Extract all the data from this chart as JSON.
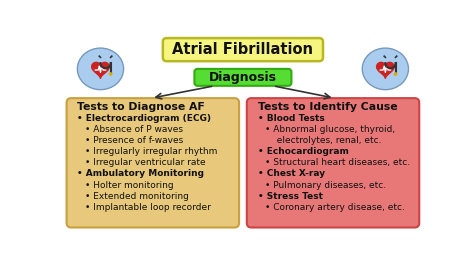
{
  "title": "Atrial Fibrillation",
  "title_bg": "#f5f580",
  "title_border": "#b8b820",
  "diagnosis_label": "Diagnosis",
  "diagnosis_bg": "#55dd33",
  "diagnosis_border": "#33aa11",
  "background_color": "#ffffff",
  "left_box": {
    "title": "Tests to Diagnose AF",
    "bg": "#e8c87a",
    "border": "#c8a040",
    "items": [
      {
        "text": "Electrocardiogram (ECG)",
        "bold": true,
        "indent": 0
      },
      {
        "text": "Absence of P waves",
        "bold": false,
        "indent": 1
      },
      {
        "text": "Presence of f-waves",
        "bold": false,
        "indent": 1
      },
      {
        "text": "Irregularly irregular rhythm",
        "bold": false,
        "indent": 1
      },
      {
        "text": "Irregular ventricular rate",
        "bold": false,
        "indent": 1
      },
      {
        "text": "Ambulatory Monitoring",
        "bold": true,
        "indent": 0
      },
      {
        "text": "Holter monitoring",
        "bold": false,
        "indent": 1
      },
      {
        "text": "Extended monitoring",
        "bold": false,
        "indent": 1
      },
      {
        "text": "Implantable loop recorder",
        "bold": false,
        "indent": 1
      }
    ]
  },
  "right_box": {
    "title": "Tests to Identify Cause",
    "bg": "#e87878",
    "border": "#cc4444",
    "items": [
      {
        "text": "Blood Tests",
        "bold": true,
        "indent": 0
      },
      {
        "text": "Abnormal glucose, thyroid,",
        "bold": false,
        "indent": 1
      },
      {
        "text": "electrolytes, renal, etc.",
        "bold": false,
        "indent": 1,
        "extra_indent": true
      },
      {
        "text": "Echocardiogram",
        "bold": true,
        "indent": 0
      },
      {
        "text": "Structural heart diseases, etc.",
        "bold": false,
        "indent": 1
      },
      {
        "text": "Chest X-ray",
        "bold": true,
        "indent": 0
      },
      {
        "text": "Pulmonary diseases, etc.",
        "bold": false,
        "indent": 1
      },
      {
        "text": "Stress Test",
        "bold": true,
        "indent": 0
      },
      {
        "text": "Coronary artery disease, etc.",
        "bold": false,
        "indent": 1
      }
    ]
  },
  "icon_bg": "#aaccee",
  "icon_border": "#7799bb"
}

════════

# Instructions for the task:
Repeat the material above word for word, please, apart from its images.

# Exercise result:
Extract all the data from this chart as JSON.
{
  "title": "Atrial Fibrillation",
  "title_bg": "#f5f580",
  "title_border": "#b8b820",
  "diagnosis_label": "Diagnosis",
  "diagnosis_bg": "#55dd33",
  "diagnosis_border": "#33aa11",
  "background_color": "#ffffff",
  "left_box": {
    "title": "Tests to Diagnose AF",
    "bg": "#e8c87a",
    "border": "#c8a040",
    "items": [
      {
        "text": "Electrocardiogram (ECG)",
        "bold": true,
        "indent": 0
      },
      {
        "text": "Absence of P waves",
        "bold": false,
        "indent": 1
      },
      {
        "text": "Presence of f-waves",
        "bold": false,
        "indent": 1
      },
      {
        "text": "Irregularly irregular rhythm",
        "bold": false,
        "indent": 1
      },
      {
        "text": "Irregular ventricular rate",
        "bold": false,
        "indent": 1
      },
      {
        "text": "Ambulatory Monitoring",
        "bold": true,
        "indent": 0
      },
      {
        "text": "Holter monitoring",
        "bold": false,
        "indent": 1
      },
      {
        "text": "Extended monitoring",
        "bold": false,
        "indent": 1
      },
      {
        "text": "Implantable loop recorder",
        "bold": false,
        "indent": 1
      }
    ]
  },
  "right_box": {
    "title": "Tests to Identify Cause",
    "bg": "#e87878",
    "border": "#cc4444",
    "items": [
      {
        "text": "Blood Tests",
        "bold": true,
        "indent": 0
      },
      {
        "text": "Abnormal glucose, thyroid,",
        "bold": false,
        "indent": 1
      },
      {
        "text": "electrolytes, renal, etc.",
        "bold": false,
        "indent": 1,
        "extra_indent": true
      },
      {
        "text": "Echocardiogram",
        "bold": true,
        "indent": 0
      },
      {
        "text": "Structural heart diseases, etc.",
        "bold": false,
        "indent": 1
      },
      {
        "text": "Chest X-ray",
        "bold": true,
        "indent": 0
      },
      {
        "text": "Pulmonary diseases, etc.",
        "bold": false,
        "indent": 1
      },
      {
        "text": "Stress Test",
        "bold": true,
        "indent": 0
      },
      {
        "text": "Coronary artery disease, etc.",
        "bold": false,
        "indent": 1
      }
    ]
  },
  "icon_bg": "#aaccee",
  "icon_border": "#7799bb"
}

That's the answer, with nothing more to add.